Stored data entries:
******
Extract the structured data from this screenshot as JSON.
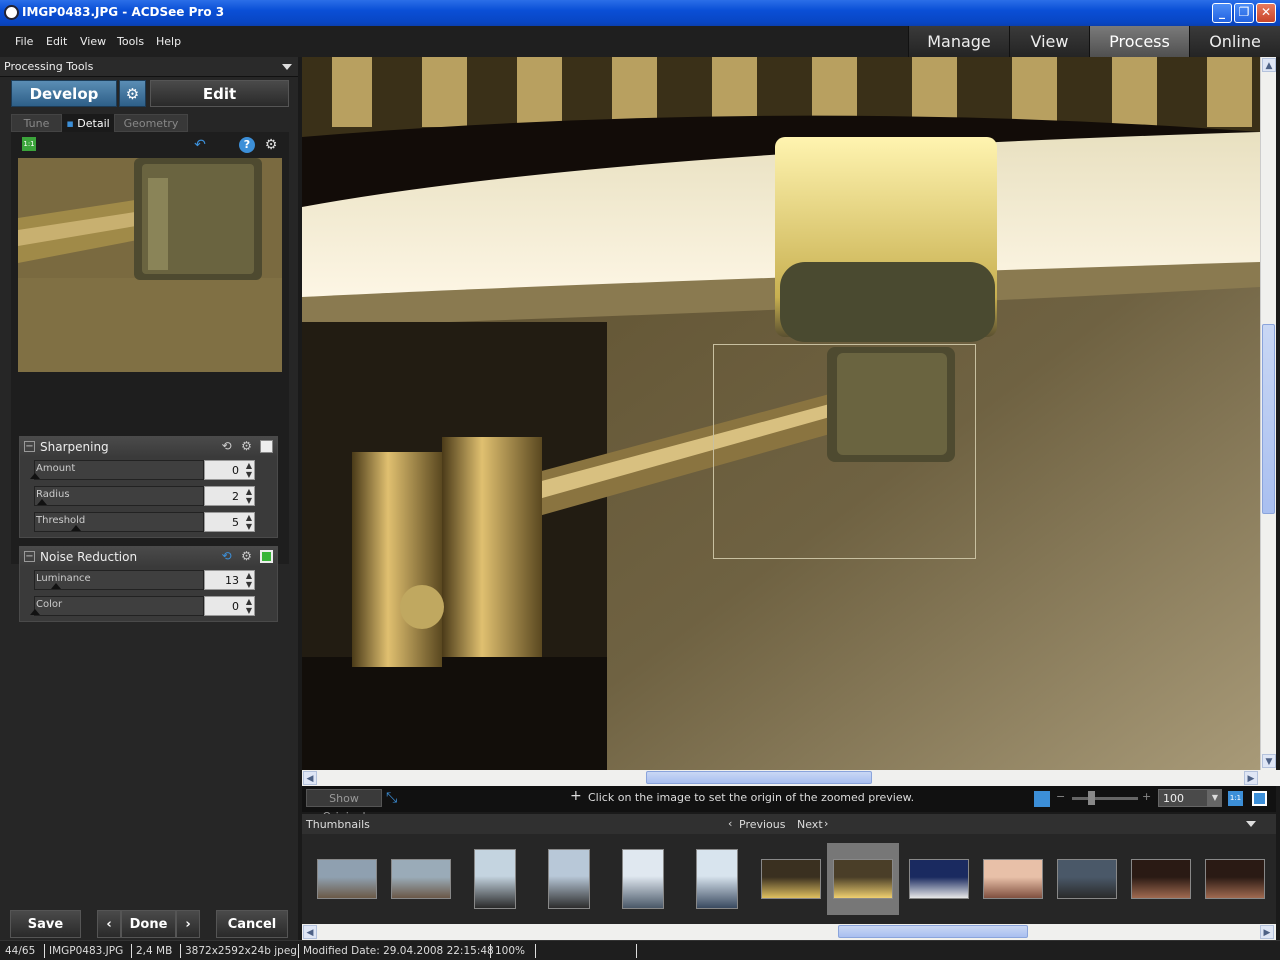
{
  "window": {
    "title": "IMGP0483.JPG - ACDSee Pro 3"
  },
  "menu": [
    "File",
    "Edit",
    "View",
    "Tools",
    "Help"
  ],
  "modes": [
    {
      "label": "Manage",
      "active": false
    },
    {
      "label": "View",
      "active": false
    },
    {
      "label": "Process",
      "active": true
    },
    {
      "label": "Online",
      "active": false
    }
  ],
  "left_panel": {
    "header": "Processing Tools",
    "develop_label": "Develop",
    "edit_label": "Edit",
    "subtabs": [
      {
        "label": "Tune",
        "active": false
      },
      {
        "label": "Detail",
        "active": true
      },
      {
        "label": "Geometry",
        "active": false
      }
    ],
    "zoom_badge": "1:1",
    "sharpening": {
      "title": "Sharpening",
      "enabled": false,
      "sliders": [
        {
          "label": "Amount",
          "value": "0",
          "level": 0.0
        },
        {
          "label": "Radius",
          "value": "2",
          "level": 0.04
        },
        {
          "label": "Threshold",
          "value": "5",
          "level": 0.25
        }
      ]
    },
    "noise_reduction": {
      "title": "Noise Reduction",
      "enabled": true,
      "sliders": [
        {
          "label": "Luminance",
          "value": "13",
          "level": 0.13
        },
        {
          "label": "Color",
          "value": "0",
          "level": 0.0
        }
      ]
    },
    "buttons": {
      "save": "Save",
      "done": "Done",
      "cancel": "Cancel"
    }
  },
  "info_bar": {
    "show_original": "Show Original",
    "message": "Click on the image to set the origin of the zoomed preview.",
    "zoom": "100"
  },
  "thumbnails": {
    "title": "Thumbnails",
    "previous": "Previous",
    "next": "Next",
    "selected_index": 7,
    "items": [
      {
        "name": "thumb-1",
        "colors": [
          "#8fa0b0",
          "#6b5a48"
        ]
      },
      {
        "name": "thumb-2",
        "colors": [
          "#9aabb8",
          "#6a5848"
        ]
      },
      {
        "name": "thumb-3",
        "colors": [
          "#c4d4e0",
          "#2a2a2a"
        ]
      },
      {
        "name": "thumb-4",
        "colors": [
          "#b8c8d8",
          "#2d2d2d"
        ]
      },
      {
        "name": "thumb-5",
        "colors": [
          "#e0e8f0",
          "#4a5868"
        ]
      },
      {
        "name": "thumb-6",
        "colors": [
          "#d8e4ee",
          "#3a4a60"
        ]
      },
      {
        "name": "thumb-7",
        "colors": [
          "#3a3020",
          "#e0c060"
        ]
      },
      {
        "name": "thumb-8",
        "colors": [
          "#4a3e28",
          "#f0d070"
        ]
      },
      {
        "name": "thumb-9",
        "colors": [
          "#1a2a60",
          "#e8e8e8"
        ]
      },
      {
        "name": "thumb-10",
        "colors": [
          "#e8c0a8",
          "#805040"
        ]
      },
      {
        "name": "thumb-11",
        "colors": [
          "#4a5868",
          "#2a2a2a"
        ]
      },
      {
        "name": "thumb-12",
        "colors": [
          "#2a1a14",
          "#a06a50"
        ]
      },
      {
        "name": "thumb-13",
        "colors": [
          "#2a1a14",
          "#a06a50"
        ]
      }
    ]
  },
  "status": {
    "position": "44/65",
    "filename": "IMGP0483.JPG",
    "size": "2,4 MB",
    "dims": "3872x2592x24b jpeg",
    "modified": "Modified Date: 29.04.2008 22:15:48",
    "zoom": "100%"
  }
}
******
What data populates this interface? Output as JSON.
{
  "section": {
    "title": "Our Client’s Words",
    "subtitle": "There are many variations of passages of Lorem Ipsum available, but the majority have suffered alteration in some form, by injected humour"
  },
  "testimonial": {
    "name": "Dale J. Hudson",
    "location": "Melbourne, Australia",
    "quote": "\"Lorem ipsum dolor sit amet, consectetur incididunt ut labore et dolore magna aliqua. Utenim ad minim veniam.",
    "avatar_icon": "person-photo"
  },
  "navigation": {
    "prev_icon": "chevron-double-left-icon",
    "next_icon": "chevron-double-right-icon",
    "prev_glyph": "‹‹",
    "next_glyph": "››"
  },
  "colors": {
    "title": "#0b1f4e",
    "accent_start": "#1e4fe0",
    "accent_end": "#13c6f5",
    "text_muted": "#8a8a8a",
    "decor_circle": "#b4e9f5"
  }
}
******
WORK REQUIRED: Which lines of the data above contain "value"? Copy each one.

TASK ANSWER:
          "value": "0",
          "value": "2",
          "value": "5",
          "value": "13",
          "value": "0",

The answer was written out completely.